[begin Input for this task]

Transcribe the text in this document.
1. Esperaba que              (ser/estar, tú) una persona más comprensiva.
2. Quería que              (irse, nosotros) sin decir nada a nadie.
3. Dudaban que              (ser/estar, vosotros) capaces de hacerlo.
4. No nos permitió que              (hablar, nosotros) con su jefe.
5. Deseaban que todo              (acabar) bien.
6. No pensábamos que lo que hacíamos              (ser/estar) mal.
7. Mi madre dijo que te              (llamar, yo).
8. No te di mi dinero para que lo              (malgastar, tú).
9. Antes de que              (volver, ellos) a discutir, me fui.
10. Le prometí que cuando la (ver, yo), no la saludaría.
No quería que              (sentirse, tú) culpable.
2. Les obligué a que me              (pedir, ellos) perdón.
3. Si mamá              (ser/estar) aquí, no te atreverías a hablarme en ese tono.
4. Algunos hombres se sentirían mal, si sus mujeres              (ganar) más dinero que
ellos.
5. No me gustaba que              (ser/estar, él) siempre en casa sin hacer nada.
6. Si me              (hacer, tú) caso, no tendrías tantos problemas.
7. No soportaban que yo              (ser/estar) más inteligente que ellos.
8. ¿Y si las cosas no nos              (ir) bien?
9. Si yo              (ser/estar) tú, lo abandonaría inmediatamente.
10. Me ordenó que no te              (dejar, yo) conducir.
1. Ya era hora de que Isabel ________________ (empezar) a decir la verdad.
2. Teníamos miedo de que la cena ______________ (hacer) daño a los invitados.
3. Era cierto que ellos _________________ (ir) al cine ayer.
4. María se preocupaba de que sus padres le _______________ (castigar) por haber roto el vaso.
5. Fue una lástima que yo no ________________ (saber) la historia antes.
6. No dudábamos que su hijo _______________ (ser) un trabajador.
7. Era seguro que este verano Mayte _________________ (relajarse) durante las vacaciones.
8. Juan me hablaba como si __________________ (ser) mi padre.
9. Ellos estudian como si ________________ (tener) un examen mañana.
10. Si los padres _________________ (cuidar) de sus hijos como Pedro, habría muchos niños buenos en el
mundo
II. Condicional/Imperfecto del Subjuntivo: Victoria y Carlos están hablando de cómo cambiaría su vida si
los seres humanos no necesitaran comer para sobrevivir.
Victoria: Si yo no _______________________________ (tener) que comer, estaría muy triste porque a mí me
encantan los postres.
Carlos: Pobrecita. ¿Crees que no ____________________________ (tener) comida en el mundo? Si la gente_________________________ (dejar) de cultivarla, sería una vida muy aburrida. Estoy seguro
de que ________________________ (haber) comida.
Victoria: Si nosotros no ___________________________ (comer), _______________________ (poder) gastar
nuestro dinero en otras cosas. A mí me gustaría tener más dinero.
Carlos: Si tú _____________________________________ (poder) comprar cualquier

[end Input for this task]

**What is required**
Find the word "padres" in the data and show each line that holds it.

**Result**
4. María se preocupaba de que sus padres le _______________ (castigar) por haber roto el vaso.
10. Si los padres _________________ (cuidar) de sus hijos como Pedro, habría muchos niños buenos en el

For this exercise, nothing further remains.